* _Your task_
In the records that follow, locate every line with "name" and extract it.

--- start Supplied material ---

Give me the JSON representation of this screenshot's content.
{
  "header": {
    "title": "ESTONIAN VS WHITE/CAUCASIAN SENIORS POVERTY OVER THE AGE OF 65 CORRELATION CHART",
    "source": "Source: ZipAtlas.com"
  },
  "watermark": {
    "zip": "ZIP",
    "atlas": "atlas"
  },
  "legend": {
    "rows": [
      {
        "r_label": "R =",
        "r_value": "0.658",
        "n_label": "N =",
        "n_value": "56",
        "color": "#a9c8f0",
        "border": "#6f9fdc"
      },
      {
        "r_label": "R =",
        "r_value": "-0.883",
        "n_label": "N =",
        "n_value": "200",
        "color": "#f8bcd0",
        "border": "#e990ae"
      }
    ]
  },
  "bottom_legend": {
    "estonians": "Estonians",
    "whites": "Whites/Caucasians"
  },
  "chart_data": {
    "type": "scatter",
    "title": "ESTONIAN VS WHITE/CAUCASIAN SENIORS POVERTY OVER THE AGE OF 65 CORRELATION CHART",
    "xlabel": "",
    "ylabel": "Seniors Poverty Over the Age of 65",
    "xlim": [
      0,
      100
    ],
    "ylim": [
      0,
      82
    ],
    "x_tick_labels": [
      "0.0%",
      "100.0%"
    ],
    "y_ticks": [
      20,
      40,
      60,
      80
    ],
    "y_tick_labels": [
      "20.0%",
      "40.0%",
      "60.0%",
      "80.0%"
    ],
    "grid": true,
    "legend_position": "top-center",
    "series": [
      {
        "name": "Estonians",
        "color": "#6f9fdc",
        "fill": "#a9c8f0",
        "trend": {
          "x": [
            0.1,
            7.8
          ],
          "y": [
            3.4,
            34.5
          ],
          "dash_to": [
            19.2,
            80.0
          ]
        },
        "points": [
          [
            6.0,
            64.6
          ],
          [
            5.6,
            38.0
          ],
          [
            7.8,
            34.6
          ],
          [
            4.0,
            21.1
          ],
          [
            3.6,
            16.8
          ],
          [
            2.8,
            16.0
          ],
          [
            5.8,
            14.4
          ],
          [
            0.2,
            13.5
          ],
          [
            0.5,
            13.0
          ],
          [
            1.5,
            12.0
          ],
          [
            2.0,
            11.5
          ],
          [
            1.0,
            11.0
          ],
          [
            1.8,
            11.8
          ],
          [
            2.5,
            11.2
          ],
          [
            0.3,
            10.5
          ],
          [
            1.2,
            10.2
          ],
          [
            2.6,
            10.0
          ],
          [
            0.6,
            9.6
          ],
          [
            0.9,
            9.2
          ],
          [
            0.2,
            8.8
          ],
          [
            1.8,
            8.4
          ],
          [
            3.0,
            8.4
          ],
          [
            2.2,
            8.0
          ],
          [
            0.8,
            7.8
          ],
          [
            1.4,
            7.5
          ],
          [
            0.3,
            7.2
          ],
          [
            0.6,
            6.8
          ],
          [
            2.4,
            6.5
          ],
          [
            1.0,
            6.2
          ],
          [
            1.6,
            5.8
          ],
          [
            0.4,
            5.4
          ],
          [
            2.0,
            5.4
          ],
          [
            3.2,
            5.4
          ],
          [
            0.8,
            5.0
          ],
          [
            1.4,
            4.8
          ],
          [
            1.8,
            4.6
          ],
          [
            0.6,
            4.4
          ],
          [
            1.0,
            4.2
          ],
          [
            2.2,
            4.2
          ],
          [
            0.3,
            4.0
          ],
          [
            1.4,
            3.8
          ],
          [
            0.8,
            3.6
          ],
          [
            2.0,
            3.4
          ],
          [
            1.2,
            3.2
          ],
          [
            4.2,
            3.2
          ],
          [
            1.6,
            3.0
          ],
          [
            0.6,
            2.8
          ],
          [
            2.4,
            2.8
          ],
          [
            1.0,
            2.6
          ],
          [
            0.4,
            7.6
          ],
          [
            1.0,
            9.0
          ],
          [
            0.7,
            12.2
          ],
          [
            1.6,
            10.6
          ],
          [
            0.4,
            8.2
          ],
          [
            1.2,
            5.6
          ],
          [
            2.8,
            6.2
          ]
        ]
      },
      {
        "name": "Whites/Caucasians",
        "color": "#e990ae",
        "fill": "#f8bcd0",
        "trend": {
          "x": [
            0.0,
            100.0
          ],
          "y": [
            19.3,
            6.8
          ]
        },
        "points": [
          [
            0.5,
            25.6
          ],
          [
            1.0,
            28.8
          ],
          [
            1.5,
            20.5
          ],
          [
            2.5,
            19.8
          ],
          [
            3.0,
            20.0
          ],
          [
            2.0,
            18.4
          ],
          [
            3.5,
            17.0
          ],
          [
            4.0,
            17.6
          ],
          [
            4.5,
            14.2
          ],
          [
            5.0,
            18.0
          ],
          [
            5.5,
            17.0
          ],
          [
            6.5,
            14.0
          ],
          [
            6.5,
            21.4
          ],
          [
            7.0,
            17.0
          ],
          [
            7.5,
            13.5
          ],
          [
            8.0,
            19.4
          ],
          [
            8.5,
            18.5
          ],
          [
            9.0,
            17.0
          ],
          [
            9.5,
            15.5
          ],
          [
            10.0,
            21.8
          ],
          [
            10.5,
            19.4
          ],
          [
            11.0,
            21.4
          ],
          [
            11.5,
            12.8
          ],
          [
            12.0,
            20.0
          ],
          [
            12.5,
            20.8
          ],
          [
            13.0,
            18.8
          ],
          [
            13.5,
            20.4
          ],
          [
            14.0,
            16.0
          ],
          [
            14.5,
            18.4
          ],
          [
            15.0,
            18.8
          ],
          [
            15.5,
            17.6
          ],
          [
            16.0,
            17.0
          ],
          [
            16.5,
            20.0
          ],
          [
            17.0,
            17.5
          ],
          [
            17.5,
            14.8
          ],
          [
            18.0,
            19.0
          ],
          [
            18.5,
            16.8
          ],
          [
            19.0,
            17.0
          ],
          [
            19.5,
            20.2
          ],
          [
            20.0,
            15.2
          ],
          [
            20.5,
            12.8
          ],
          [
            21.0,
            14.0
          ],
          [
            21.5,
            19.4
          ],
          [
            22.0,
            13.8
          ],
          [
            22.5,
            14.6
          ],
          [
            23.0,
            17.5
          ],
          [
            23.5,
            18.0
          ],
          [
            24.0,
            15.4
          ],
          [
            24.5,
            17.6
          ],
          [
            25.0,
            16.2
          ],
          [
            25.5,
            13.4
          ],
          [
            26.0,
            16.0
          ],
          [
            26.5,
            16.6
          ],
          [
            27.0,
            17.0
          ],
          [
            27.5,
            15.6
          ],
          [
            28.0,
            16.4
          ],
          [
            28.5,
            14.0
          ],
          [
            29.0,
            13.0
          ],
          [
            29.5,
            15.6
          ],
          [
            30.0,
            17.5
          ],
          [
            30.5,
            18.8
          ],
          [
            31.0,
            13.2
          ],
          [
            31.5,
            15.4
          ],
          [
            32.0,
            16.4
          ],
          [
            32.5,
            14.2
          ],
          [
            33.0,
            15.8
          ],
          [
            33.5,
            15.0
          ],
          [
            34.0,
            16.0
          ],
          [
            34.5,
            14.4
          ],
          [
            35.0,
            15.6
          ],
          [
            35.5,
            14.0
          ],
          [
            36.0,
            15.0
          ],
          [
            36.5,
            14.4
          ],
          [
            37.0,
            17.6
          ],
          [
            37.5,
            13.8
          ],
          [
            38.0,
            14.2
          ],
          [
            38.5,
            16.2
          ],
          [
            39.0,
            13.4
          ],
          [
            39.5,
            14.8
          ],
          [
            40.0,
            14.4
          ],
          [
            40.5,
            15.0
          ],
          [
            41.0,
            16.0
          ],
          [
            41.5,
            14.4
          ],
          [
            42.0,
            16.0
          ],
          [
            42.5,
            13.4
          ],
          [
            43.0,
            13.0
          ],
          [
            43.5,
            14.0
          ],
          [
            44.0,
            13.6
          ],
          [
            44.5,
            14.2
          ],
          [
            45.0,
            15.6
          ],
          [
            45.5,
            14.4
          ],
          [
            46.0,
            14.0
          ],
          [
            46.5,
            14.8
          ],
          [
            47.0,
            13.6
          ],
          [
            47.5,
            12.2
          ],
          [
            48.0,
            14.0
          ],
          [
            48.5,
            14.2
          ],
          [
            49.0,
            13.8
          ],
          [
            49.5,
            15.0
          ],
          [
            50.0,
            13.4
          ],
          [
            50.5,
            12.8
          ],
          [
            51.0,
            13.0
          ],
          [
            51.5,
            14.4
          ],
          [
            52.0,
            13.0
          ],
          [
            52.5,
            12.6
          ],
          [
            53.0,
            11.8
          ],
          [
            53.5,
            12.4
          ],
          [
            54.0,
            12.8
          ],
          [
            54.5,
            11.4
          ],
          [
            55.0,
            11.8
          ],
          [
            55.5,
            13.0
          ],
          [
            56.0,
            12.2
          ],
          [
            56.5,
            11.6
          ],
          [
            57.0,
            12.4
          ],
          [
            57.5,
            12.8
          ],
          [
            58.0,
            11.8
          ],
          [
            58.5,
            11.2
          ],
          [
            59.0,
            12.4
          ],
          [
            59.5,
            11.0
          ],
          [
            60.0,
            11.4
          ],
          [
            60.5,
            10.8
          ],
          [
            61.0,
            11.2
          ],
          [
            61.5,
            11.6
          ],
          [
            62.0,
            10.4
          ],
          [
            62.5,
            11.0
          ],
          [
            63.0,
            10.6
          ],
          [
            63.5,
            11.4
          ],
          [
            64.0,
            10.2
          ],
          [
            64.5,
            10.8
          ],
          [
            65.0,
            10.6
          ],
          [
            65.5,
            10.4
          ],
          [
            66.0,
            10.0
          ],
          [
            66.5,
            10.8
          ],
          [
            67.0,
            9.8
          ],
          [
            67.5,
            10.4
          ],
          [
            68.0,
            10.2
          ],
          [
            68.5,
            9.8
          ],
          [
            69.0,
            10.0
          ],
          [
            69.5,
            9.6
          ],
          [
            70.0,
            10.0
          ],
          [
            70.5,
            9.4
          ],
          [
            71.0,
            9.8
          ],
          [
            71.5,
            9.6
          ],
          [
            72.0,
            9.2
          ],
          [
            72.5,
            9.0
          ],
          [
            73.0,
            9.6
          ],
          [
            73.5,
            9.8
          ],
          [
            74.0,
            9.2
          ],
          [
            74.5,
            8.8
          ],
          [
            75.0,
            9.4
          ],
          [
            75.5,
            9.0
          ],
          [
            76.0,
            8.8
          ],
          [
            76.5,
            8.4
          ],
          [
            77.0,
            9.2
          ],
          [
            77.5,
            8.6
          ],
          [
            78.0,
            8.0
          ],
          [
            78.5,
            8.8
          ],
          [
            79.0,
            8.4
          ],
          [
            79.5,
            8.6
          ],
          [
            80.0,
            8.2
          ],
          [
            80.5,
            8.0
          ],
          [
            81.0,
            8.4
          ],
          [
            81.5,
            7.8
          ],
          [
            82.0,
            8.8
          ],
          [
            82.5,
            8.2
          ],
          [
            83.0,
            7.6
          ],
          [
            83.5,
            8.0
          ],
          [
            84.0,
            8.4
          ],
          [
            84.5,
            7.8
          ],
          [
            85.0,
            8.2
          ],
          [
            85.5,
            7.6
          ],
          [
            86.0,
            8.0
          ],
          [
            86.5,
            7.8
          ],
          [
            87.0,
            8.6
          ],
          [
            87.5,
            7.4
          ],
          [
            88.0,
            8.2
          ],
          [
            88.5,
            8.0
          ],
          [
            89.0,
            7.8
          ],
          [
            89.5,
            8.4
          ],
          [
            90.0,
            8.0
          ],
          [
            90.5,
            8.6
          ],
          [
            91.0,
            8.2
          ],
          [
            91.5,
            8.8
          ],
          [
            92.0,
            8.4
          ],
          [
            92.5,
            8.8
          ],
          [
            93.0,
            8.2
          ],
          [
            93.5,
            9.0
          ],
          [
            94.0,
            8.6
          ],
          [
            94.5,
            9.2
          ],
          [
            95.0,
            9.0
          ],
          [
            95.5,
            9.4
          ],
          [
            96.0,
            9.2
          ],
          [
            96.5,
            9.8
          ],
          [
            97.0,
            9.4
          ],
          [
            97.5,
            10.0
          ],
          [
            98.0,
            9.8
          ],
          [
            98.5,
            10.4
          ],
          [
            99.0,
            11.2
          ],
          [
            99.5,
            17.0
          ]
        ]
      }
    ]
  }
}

--- end Supplied material ---

* _The answer_
        "name": "Estonians",
        "name": "Whites/Caucasians",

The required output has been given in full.